(Listings of boxed layout items)
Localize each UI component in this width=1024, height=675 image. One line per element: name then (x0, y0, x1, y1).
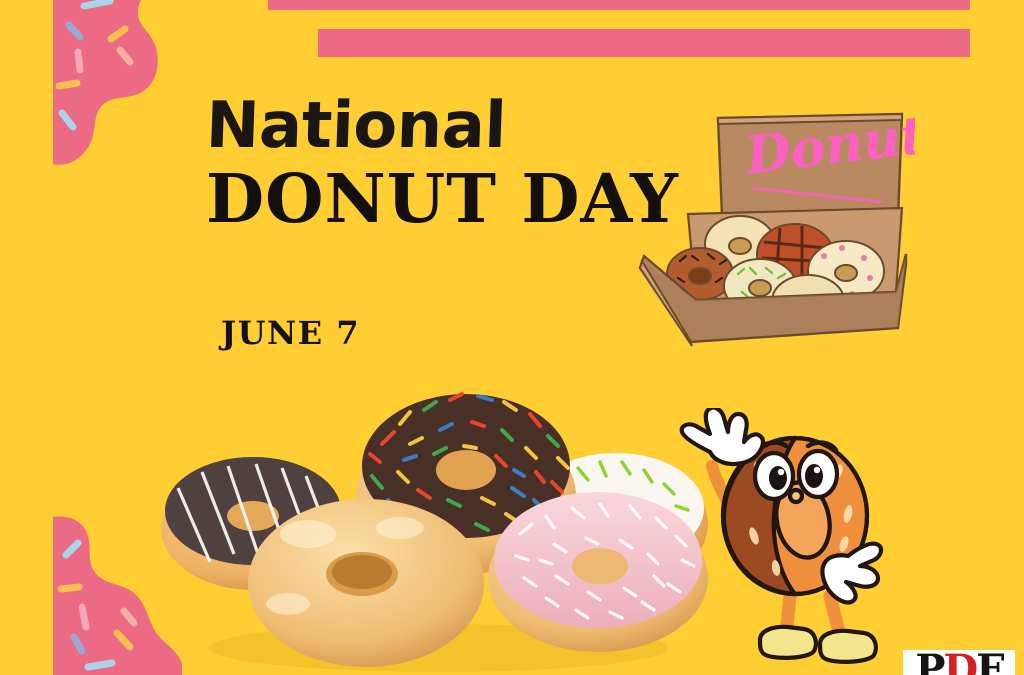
logo-letter-3: F (976, 650, 1002, 675)
poster-canvas: National DONUT DAY JUNE 7 Donuts (0, 0, 1024, 675)
logo-letter-2: D (943, 650, 976, 675)
donut-box-illustration: Donuts (630, 96, 915, 351)
top-pink-bar (268, 0, 970, 10)
second-pink-bar (318, 29, 970, 57)
brand-logo-text: PDF (915, 650, 1002, 675)
donut-mascot (668, 408, 903, 675)
logo-letter-1: P (915, 650, 943, 675)
brand-logo: PDF (903, 650, 1015, 675)
event-date: JUNE 7 (221, 314, 360, 352)
donut-sugar-glazed (248, 499, 484, 667)
frosting-blob-top-left (0, 0, 200, 176)
donut-stack-photo (148, 348, 718, 675)
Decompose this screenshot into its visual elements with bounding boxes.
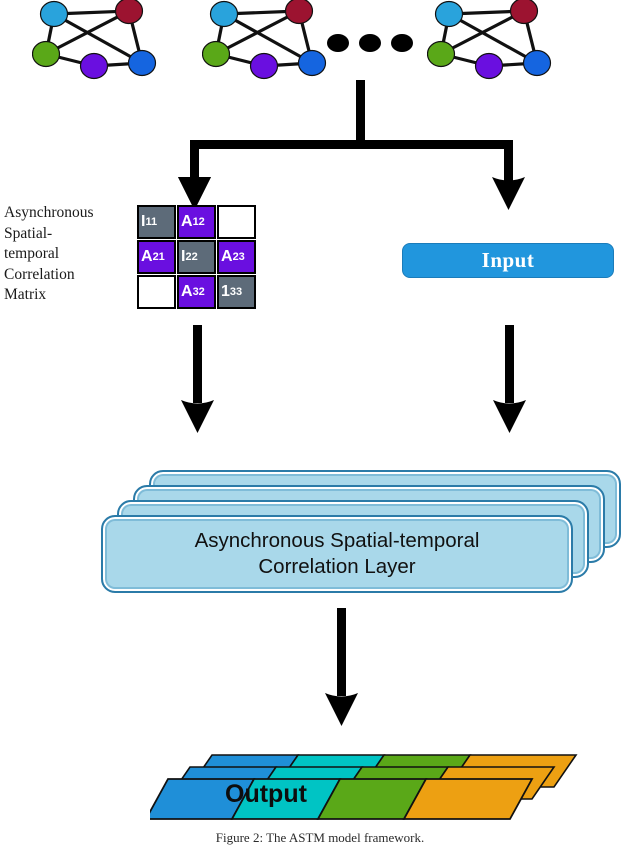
layer-to-output-arrow — [322, 608, 362, 733]
matrix-cell-base: A — [181, 214, 193, 230]
matrix-cell-sub: 12 — [193, 217, 205, 228]
layer-text-line-2: Correlation Layer — [258, 554, 415, 580]
matrix-label: Asynchronous Spatial- temporal Correlati… — [4, 203, 136, 306]
matrix-cell-0-2 — [217, 205, 256, 239]
output-stack — [150, 735, 590, 825]
matrix-cell-1-1: I22 — [177, 240, 216, 274]
output-svg — [150, 735, 590, 825]
matrix-cell-sub: 32 — [193, 287, 205, 298]
matrix-cell-2-1: A32 — [177, 275, 216, 309]
down-arrow-icon — [322, 608, 362, 728]
matrix-cell-0-1: A12 — [177, 205, 216, 239]
matrix-to-layer-arrow — [178, 325, 218, 440]
fork-arrow-svg — [150, 80, 550, 225]
input-box-label: Input — [482, 248, 535, 273]
matrix-cell-0-0: I11 — [137, 205, 176, 239]
matrix-cell-sub: 11 — [145, 217, 157, 228]
matrix-cell-base: 1 — [221, 284, 230, 300]
ellipsis-dots — [325, 28, 415, 58]
matrix-cell-2-0 — [137, 275, 176, 309]
graph-svg-3 — [427, 0, 557, 85]
input-box[interactable]: Input — [402, 243, 614, 278]
graph-svg-2 — [202, 0, 332, 85]
matrix-cell-2-2: 133 — [217, 275, 256, 309]
graph-svg-1 — [32, 0, 162, 85]
figure-container: Asynchronous Spatial- temporal Correlati… — [0, 0, 640, 845]
matrix-cell-sub: 22 — [185, 252, 197, 263]
graph-1 — [32, 0, 162, 85]
down-arrow-icon — [490, 325, 530, 435]
ellipsis-icon — [325, 28, 415, 58]
matrix-label-line-1: Asynchronous — [4, 203, 136, 224]
matrix-cell-1-2: A23 — [217, 240, 256, 274]
input-to-layer-arrow — [490, 325, 530, 440]
matrix-cell-base: A — [141, 249, 153, 265]
output-label: Output — [225, 780, 307, 809]
graph-3 — [427, 0, 557, 85]
matrix-cell-sub: 23 — [233, 252, 245, 263]
matrix-cell-base: A — [181, 284, 193, 300]
down-arrow-icon — [178, 325, 218, 435]
layer-stack-text: Asynchronous Spatial-temporal Correlatio… — [101, 515, 573, 593]
correlation-matrix: I11 A12 A21 I22 A23 A32 133 — [137, 205, 256, 309]
matrix-cell-sub: 33 — [230, 287, 242, 298]
graph-2 — [202, 0, 332, 85]
matrix-cell-base: A — [221, 249, 233, 265]
matrix-label-line-4: Correlation — [4, 265, 136, 286]
matrix-cell-1-0: A21 — [137, 240, 176, 274]
matrix-label-line-2: Spatial- — [4, 224, 136, 245]
output-layer-1 — [150, 779, 532, 819]
matrix-cell-sub: 21 — [153, 252, 165, 263]
matrix-label-line-3: temporal — [4, 244, 136, 265]
layer-stack: Asynchronous Spatial-temporal Correlatio… — [100, 470, 640, 595]
layer-text-line-1: Asynchronous Spatial-temporal — [195, 528, 480, 554]
figure-caption: Figure 2: The ASTM model framework. — [0, 830, 640, 845]
matrix-label-line-5: Matrix — [4, 285, 136, 306]
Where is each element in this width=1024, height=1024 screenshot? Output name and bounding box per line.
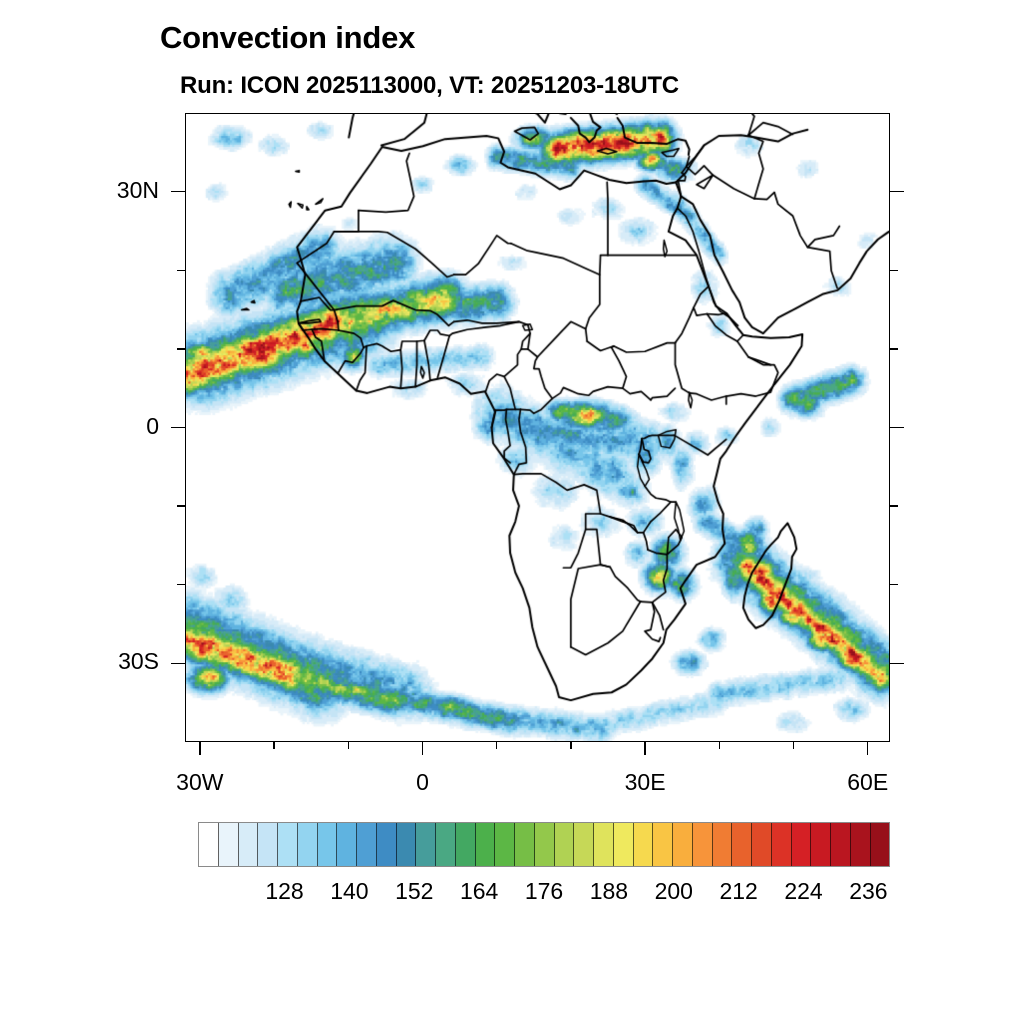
colorbar-segment bbox=[495, 823, 515, 866]
colorbar-segment bbox=[594, 823, 614, 866]
colorbar-tick-label: 140 bbox=[330, 878, 368, 905]
colorbar-tick-label: 176 bbox=[525, 878, 563, 905]
colorbar-segment bbox=[298, 823, 318, 866]
y-major-tick bbox=[171, 427, 185, 428]
colorbar-segment bbox=[219, 823, 239, 866]
colorbar-tick-label: 212 bbox=[719, 878, 757, 905]
y-major-tick-right bbox=[890, 191, 904, 192]
colorbar-segment bbox=[673, 823, 693, 866]
colorbar-segment bbox=[792, 823, 812, 866]
colorbar-segment bbox=[357, 823, 377, 866]
x-minor-tick bbox=[719, 742, 720, 749]
colorbar-segment bbox=[397, 823, 417, 866]
colorbar-segment bbox=[693, 823, 713, 866]
colorbar-segment bbox=[851, 823, 871, 866]
colorbar-segment bbox=[436, 823, 456, 866]
colorbar-segment bbox=[634, 823, 654, 866]
colorbar-segment bbox=[811, 823, 831, 866]
colorbar-tick-labels: 128140152164176188200212224236 bbox=[198, 878, 890, 910]
y-major-tick-right bbox=[890, 663, 904, 664]
colorbar-segment bbox=[614, 823, 634, 866]
colorbar-segment bbox=[416, 823, 436, 866]
y-minor-tick bbox=[177, 584, 185, 585]
colorbar-segment bbox=[476, 823, 496, 866]
y-minor-tick-right bbox=[890, 584, 898, 585]
x-major-tick bbox=[422, 742, 423, 755]
colorbar-segment bbox=[456, 823, 476, 866]
y-major-tick-right bbox=[890, 427, 904, 428]
x-axis-label: 60E bbox=[818, 769, 918, 796]
y-major-tick bbox=[171, 663, 185, 664]
colorbar-segment bbox=[752, 823, 772, 866]
colorbar-segment bbox=[871, 823, 890, 866]
colorbar[interactable] bbox=[198, 822, 890, 867]
colorbar-segment bbox=[258, 823, 278, 866]
colorbar-segments bbox=[198, 822, 890, 867]
colorbar-tick-label: 128 bbox=[265, 878, 303, 905]
colorbar-tick-label: 224 bbox=[784, 878, 822, 905]
x-minor-tick bbox=[273, 742, 274, 749]
y-axis-label: 0 bbox=[89, 413, 159, 440]
colorbar-tick-label: 152 bbox=[395, 878, 433, 905]
y-minor-tick bbox=[177, 270, 185, 271]
y-minor-tick-right bbox=[890, 505, 898, 506]
colorbar-segment bbox=[653, 823, 673, 866]
x-axis-label: 30W bbox=[150, 769, 250, 796]
y-minor-tick-right bbox=[890, 270, 898, 271]
x-minor-tick bbox=[793, 742, 794, 749]
x-major-tick bbox=[644, 742, 645, 755]
x-axis-label: 30E bbox=[595, 769, 695, 796]
x-axis-label: 0 bbox=[372, 769, 472, 796]
colorbar-segment bbox=[732, 823, 752, 866]
convection-index-map bbox=[186, 114, 889, 741]
colorbar-segment bbox=[199, 823, 219, 866]
x-minor-tick bbox=[570, 742, 571, 749]
y-axis-label: 30N bbox=[89, 177, 159, 204]
x-major-tick bbox=[199, 742, 200, 755]
colorbar-segment bbox=[377, 823, 397, 866]
y-axis-label: 30S bbox=[89, 648, 159, 675]
colorbar-segment bbox=[239, 823, 259, 866]
colorbar-tick-label: 236 bbox=[849, 878, 887, 905]
colorbar-segment bbox=[713, 823, 733, 866]
x-major-tick bbox=[867, 742, 868, 755]
colorbar-segment bbox=[318, 823, 338, 866]
y-minor-tick-right bbox=[890, 348, 898, 349]
colorbar-segment bbox=[574, 823, 594, 866]
x-minor-tick bbox=[348, 742, 349, 749]
map-plot-area[interactable] bbox=[185, 113, 890, 742]
x-minor-tick bbox=[496, 742, 497, 749]
colorbar-segment bbox=[535, 823, 555, 866]
y-major-tick bbox=[171, 191, 185, 192]
colorbar-segment bbox=[831, 823, 851, 866]
run-valid-time-subtitle: Run: ICON 2025113000, VT: 20251203-18UTC bbox=[180, 72, 679, 100]
colorbar-tick-label: 200 bbox=[655, 878, 693, 905]
colorbar-segment bbox=[278, 823, 298, 866]
colorbar-segment bbox=[337, 823, 357, 866]
colorbar-tick-label: 188 bbox=[590, 878, 628, 905]
y-minor-tick bbox=[177, 505, 185, 506]
y-minor-tick bbox=[177, 348, 185, 349]
colorbar-segment bbox=[772, 823, 792, 866]
colorbar-segment bbox=[555, 823, 575, 866]
colorbar-segment bbox=[515, 823, 535, 866]
page-title: Convection index bbox=[160, 20, 415, 56]
colorbar-tick-label: 164 bbox=[460, 878, 498, 905]
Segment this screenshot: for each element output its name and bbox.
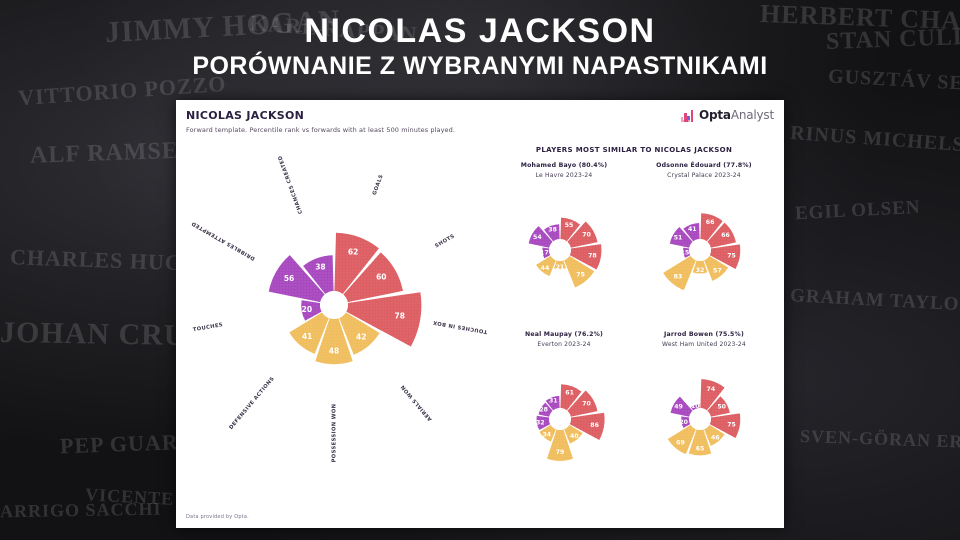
mini-pizza-bowen-svg: 745075466569204910 — [640, 359, 760, 479]
slice-value: 46 — [711, 434, 720, 441]
category-label: DEFENSIVE ACTIONS — [228, 376, 276, 431]
mini-header-bowen: Jarrod Bowen (75.5%) West Ham United 202… — [634, 331, 774, 348]
mini-player-name: Neal Maupay (76.2%) — [494, 331, 634, 338]
category-label: SHOTS — [434, 233, 456, 249]
mini-pizza-edouard-svg: 666675573283155141 — [640, 190, 760, 310]
mini-pizza-bowen: 745075466569204910 — [640, 359, 760, 479]
opta-analyst-logo: OptaAnalyst — [681, 108, 774, 122]
main-pizza-chart: 62GOALS60SHOTS78TOUCHES IN BOX42AERIALS … — [184, 155, 484, 455]
pizza-center-hole — [549, 239, 571, 261]
mini-player-team: Everton 2023-24 — [494, 341, 634, 348]
mini-header-edouard: Odsonne Édouard (77.8%) Crystal Palace 2… — [634, 162, 774, 179]
slice-value: 75 — [727, 253, 736, 260]
slice-value: 74 — [707, 386, 716, 393]
slice-value: 42 — [356, 332, 366, 341]
mini-player-name: Odsonne Édouard (77.8%) — [634, 162, 774, 169]
category-label: DRIBBLES ATTEMPTED — [190, 220, 256, 262]
slice-value: 83 — [674, 273, 683, 280]
slice-value: 40 — [570, 433, 579, 440]
opta-bars-icon — [681, 108, 695, 122]
pizza-center-hole — [689, 408, 711, 430]
mini-player-name: Mohamed Bayo (80.4%) — [494, 162, 634, 169]
slice-value: 20 — [679, 419, 688, 426]
main-pizza-svg: 62GOALS60SHOTS78TOUCHES IN BOX42AERIALS … — [184, 155, 484, 455]
category-label: GOALS — [372, 174, 385, 196]
header: NICOLAS JACKSON PORÓWNANIE Z WYBRANYMI N… — [0, 14, 960, 79]
slice-value: 17 — [540, 250, 549, 257]
slice-value: 48 — [329, 346, 339, 355]
chalk-name: SVEN-GÖRAN ERIKSSON — [800, 426, 960, 455]
mini-pizza-maupay: 617086407934322831 — [500, 359, 620, 479]
slice-value: 15 — [681, 250, 690, 257]
slice-value: 55 — [565, 222, 574, 229]
card-subtitle: Forward template. Percentile rank vs for… — [186, 126, 455, 134]
category-label: POSSESSION WON — [332, 404, 338, 463]
slice-value: 21 — [556, 264, 565, 271]
opta-product: Analyst — [731, 108, 774, 122]
slice-value: 69 — [676, 439, 685, 446]
slice-value: 34 — [542, 432, 551, 439]
slice-value: 32 — [536, 419, 545, 426]
mini-header-maupay: Neal Maupay (76.2%) Everton 2023-24 — [494, 331, 634, 348]
mini-pizza-bayo-svg: 557078752144175438 — [500, 190, 620, 310]
chalk-name: ALF RAMSEY — [30, 137, 198, 170]
slice-value: 65 — [696, 445, 705, 452]
slice-value: 38 — [315, 263, 325, 272]
slice-value: 57 — [713, 268, 722, 275]
category-label: TOUCHES — [193, 322, 224, 333]
slice-value: 44 — [541, 265, 550, 272]
card-footer: Data provided by Opta. — [186, 514, 249, 520]
slice-value: 70 — [582, 232, 591, 239]
mini-pizza-maupay-svg: 617086407934322831 — [500, 359, 620, 479]
slice-value: 61 — [565, 390, 574, 397]
slice-value: 78 — [588, 253, 597, 260]
slice-value: 66 — [706, 219, 715, 226]
page-title: NICOLAS JACKSON — [0, 14, 960, 50]
category-label: CHANCES CREATED — [277, 154, 304, 214]
slice-value: 38 — [548, 227, 557, 234]
card-title: NICOLAS JACKSON — [186, 109, 455, 122]
mini-player-team: West Ham United 2023-24 — [634, 341, 774, 348]
chalk-name: ARRIGO SACCHI — [0, 499, 162, 523]
category-label: TOUCHES IN BOX — [432, 319, 487, 335]
category-label: AERIALS WON — [400, 383, 434, 421]
slice-value: 86 — [590, 422, 599, 429]
slice-value: 31 — [549, 397, 558, 404]
slice-value: 41 — [688, 226, 697, 233]
slice-value: 66 — [721, 232, 730, 239]
opta-brand: Opta — [699, 108, 731, 122]
slice-value: 75 — [727, 422, 736, 429]
slice-value: 62 — [348, 247, 358, 256]
slice-value: 41 — [302, 332, 312, 341]
slice-value: 56 — [284, 274, 294, 283]
slice-value: 49 — [674, 404, 683, 411]
pizza-center-hole — [689, 239, 711, 261]
mini-player-name: Jarrod Bowen (75.5%) — [634, 331, 774, 338]
slice-value: 60 — [376, 273, 386, 282]
chalk-name: RINUS MICHELS — [789, 122, 960, 157]
mini-player-team: Le Havre 2023-24 — [494, 172, 634, 179]
mini-player-team: Crystal Palace 2023-24 — [634, 172, 774, 179]
slice-value: 75 — [576, 272, 585, 279]
slice-value: 50 — [717, 403, 726, 410]
slice-value: 32 — [696, 267, 705, 274]
slice-value: 51 — [674, 234, 683, 241]
slice-value: 78 — [395, 312, 405, 321]
mini-header-bayo: Mohamed Bayo (80.4%) Le Havre 2023-24 — [494, 162, 634, 179]
mini-pizza-bayo: 557078752144175438 — [500, 190, 620, 310]
slice-value: 54 — [533, 234, 542, 241]
slice-value: 79 — [556, 449, 565, 456]
chalk-name: GRAHAM TAYLOR — [790, 285, 960, 317]
pizza-center-hole — [320, 291, 348, 319]
slice-value: 70 — [582, 401, 591, 408]
page-subtitle: PORÓWNANIE Z WYBRANYMI NAPASTNIKAMI — [0, 53, 960, 79]
chalk-name: EGIL OLSEN — [795, 197, 922, 226]
card-header: NICOLAS JACKSON Forward template. Percen… — [186, 109, 455, 134]
slice-value: 28 — [539, 407, 548, 414]
slice-value: 20 — [302, 305, 312, 314]
pizza-center-hole — [549, 408, 571, 430]
similar-players-heading: PLAYERS MOST SIMILAR TO NICOLAS JACKSON — [494, 146, 774, 154]
mini-pizza-edouard: 666675573283155141 — [640, 190, 760, 310]
analysis-card: NICOLAS JACKSON Forward template. Percen… — [176, 100, 784, 528]
opta-logo-text: OptaAnalyst — [699, 108, 774, 122]
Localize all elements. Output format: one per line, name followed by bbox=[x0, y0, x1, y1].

## PROBLEM DETAILS
Give back, word for word, the lines of the records from the very start through the line that contains "Decompose this screenshot", with that line included. Leave the pictures out.

## COMPLETE OUTPUT
Localize each UI component in this width=1024, height=675 image. One line per element: name then (x0, y0, x1, y1).
logo-letter-3: F (976, 650, 1002, 675)
poster-canvas: National DONUT DAY JUNE 7 Donuts (0, 0, 1024, 675)
logo-letter-2: D (943, 650, 976, 675)
donut-box-illustration: Donuts (630, 96, 915, 351)
top-pink-bar (268, 0, 970, 10)
second-pink-bar (318, 29, 970, 57)
brand-logo-text: PDF (915, 650, 1002, 675)
donut-mascot (668, 408, 903, 675)
logo-letter-1: P (915, 650, 943, 675)
brand-logo: PDF (903, 650, 1015, 675)
event-date: JUNE 7 (221, 314, 360, 352)
donut-sugar-glazed (248, 499, 484, 667)
frosting-blob-top-left (0, 0, 200, 176)
donut-stack-photo (148, 348, 718, 675)
Decompose this screenshot into its visual elements with bounding boxes.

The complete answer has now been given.